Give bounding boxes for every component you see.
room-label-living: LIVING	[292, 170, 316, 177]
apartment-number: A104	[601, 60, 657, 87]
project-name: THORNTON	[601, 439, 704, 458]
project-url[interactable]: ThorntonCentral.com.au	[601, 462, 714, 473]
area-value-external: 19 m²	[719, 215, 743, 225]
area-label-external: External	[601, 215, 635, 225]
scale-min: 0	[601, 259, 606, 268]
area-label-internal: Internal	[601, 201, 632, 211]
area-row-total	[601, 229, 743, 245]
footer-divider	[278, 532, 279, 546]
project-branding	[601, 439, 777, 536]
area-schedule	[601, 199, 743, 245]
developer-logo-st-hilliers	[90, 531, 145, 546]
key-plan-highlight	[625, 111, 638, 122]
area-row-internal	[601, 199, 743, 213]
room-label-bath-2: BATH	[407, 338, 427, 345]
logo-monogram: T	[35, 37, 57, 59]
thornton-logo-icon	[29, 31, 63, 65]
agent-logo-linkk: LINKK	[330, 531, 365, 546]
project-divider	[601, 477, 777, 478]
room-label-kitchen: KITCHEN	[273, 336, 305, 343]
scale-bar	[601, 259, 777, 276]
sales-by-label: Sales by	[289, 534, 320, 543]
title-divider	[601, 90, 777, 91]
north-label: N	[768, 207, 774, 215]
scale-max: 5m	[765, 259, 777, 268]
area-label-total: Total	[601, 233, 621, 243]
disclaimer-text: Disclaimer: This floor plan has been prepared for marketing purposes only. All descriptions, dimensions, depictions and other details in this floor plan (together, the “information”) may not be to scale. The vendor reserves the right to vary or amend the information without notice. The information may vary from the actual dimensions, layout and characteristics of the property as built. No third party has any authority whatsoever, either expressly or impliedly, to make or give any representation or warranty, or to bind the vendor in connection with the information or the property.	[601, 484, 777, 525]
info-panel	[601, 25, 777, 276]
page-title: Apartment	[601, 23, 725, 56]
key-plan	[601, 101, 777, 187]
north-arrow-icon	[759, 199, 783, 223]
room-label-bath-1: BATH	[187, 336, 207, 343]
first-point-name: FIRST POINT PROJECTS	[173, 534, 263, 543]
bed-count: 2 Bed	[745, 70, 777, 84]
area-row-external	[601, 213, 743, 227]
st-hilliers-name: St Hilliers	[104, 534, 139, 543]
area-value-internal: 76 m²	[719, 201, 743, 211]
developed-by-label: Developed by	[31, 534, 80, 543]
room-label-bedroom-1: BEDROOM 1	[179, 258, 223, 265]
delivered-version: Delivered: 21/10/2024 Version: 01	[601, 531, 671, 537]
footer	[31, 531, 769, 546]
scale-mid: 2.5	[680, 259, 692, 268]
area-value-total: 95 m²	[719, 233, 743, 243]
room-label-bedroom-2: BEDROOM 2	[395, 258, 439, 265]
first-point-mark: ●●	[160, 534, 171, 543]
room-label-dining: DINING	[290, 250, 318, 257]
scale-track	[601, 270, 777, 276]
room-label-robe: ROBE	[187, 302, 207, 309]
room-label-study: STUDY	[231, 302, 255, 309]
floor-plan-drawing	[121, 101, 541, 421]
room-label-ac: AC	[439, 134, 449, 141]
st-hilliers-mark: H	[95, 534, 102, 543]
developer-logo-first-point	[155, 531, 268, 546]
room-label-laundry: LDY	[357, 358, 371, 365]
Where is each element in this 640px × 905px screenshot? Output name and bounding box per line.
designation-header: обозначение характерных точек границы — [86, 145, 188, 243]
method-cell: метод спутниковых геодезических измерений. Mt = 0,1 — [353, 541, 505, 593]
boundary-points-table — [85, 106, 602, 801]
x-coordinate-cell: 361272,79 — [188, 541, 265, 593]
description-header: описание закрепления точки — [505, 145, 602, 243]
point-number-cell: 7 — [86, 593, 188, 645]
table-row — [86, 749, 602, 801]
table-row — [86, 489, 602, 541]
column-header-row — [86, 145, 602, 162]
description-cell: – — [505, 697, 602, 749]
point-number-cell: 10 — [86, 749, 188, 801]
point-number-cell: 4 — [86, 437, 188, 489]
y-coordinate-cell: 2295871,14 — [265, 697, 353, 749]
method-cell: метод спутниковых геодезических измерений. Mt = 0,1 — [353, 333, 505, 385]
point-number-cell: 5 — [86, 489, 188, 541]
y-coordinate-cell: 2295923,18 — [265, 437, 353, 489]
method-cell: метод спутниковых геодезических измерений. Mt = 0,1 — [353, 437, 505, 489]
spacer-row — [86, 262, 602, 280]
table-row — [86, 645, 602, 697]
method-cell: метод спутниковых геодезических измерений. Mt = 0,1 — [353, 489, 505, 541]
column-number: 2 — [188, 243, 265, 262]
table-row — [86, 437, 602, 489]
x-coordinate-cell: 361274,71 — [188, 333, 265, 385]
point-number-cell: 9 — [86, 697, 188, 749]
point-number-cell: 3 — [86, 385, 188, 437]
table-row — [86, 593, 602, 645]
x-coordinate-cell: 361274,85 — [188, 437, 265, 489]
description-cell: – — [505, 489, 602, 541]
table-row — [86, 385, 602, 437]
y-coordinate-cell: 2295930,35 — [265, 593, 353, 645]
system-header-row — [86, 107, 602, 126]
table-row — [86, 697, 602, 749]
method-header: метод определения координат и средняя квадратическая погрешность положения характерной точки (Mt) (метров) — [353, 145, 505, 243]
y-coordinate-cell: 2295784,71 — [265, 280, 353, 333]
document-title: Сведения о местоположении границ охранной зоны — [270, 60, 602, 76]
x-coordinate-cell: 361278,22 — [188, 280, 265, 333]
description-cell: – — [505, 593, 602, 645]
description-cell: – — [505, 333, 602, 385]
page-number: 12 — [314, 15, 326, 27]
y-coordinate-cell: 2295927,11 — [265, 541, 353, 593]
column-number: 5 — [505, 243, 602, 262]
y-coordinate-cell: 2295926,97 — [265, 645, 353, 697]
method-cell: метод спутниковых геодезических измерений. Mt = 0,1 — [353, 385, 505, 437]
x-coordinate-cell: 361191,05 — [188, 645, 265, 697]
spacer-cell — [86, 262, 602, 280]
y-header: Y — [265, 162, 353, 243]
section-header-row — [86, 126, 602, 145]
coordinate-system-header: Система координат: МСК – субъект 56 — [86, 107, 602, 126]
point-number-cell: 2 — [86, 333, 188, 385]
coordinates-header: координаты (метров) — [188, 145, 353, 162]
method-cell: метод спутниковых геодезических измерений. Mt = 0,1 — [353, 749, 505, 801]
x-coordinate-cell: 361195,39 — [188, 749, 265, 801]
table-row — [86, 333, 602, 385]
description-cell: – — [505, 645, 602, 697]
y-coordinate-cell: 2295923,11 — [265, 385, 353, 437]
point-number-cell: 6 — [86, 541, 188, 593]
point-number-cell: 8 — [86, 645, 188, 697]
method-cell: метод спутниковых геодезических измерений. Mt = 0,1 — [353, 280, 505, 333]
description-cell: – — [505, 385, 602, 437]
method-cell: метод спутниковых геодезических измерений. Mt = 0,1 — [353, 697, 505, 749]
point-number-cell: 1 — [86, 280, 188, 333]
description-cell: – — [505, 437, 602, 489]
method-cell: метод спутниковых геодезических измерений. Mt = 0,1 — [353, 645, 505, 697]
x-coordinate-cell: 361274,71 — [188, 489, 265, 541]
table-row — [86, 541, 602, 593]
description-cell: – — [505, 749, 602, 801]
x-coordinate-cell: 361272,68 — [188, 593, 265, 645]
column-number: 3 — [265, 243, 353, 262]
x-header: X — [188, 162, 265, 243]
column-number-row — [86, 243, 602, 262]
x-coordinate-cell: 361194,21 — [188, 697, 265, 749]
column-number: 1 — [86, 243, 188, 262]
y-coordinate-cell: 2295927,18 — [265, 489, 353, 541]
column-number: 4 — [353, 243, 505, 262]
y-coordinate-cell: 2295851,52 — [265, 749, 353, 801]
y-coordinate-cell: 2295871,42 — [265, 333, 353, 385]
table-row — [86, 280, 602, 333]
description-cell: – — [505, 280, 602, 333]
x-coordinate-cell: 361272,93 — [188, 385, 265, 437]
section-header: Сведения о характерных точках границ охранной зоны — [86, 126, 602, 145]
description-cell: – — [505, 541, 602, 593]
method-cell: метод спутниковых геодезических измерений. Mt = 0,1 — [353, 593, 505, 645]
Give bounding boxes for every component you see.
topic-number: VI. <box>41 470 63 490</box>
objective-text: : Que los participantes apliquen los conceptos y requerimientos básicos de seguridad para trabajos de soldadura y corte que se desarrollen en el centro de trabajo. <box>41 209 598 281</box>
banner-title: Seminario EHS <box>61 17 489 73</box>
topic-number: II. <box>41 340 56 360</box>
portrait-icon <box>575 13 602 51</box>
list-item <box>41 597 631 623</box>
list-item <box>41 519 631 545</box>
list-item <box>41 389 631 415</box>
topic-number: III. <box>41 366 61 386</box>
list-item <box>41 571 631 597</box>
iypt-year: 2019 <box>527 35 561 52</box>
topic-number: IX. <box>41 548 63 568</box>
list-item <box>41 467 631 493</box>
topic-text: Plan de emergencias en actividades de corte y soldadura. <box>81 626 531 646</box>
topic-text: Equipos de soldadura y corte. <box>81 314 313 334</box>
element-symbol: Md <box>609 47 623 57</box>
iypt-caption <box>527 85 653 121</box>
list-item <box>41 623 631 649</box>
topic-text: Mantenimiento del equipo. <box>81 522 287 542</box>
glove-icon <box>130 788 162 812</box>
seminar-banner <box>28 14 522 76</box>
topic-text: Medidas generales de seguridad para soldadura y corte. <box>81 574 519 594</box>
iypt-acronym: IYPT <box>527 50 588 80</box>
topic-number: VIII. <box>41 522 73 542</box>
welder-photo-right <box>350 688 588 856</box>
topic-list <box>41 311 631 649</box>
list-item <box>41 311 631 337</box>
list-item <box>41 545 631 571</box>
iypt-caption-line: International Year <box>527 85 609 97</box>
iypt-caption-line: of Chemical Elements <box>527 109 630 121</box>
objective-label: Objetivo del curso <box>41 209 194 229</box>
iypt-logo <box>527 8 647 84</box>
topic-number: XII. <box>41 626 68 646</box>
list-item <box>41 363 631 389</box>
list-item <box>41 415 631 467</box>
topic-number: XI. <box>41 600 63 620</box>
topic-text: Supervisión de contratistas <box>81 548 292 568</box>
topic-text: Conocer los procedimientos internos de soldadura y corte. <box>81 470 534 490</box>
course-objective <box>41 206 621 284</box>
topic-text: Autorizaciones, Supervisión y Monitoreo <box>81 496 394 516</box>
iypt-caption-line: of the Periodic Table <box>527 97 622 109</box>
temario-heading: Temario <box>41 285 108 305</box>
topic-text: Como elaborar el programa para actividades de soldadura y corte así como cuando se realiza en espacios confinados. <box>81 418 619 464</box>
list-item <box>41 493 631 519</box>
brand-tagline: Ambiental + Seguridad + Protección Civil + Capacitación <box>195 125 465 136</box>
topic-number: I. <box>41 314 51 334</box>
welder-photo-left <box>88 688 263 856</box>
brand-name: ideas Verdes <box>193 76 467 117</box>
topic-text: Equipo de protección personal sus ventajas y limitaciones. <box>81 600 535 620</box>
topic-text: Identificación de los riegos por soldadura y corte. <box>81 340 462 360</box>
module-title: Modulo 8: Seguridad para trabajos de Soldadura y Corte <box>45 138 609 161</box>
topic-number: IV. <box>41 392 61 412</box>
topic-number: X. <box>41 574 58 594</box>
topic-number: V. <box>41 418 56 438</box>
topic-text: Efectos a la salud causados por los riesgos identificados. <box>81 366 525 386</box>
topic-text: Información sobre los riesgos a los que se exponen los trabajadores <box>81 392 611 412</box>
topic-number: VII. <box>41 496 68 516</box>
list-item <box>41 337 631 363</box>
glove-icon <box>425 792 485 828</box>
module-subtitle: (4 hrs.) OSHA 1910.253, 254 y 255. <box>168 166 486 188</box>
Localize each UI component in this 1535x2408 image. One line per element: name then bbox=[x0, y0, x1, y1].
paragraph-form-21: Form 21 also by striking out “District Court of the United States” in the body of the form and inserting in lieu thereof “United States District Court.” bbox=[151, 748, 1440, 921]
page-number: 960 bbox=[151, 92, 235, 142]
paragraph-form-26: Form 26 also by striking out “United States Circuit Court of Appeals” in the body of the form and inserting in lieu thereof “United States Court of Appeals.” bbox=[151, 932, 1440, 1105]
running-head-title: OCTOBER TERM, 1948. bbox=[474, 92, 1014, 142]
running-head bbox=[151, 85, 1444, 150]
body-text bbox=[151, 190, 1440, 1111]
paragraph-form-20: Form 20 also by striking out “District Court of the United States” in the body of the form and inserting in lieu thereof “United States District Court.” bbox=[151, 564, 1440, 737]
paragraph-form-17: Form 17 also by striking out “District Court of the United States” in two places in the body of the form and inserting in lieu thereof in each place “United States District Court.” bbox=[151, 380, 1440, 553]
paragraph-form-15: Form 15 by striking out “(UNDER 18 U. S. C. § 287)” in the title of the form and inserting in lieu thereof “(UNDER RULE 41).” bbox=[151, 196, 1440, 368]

# What the task asks:
Rewrite the data from its first line through the line that contains "201, 632, 211]", replacing "room-label-living" with "room-label-lounge" and leaving everything else unchanged. Give only those lines.

# Expected answer:
Give bounding boxes for every component you see.
room-label-lounge: LIVING	[292, 170, 316, 177]
apartment-number: A104	[601, 60, 657, 87]
project-name: THORNTON	[601, 439, 704, 458]
project-url[interactable]: ThorntonCentral.com.au	[601, 462, 714, 473]
area-value-external: 19 m²	[719, 215, 743, 225]
area-label-external: External	[601, 215, 635, 225]
scale-min: 0	[601, 259, 606, 268]
area-label-internal: Internal	[601, 201, 632, 211]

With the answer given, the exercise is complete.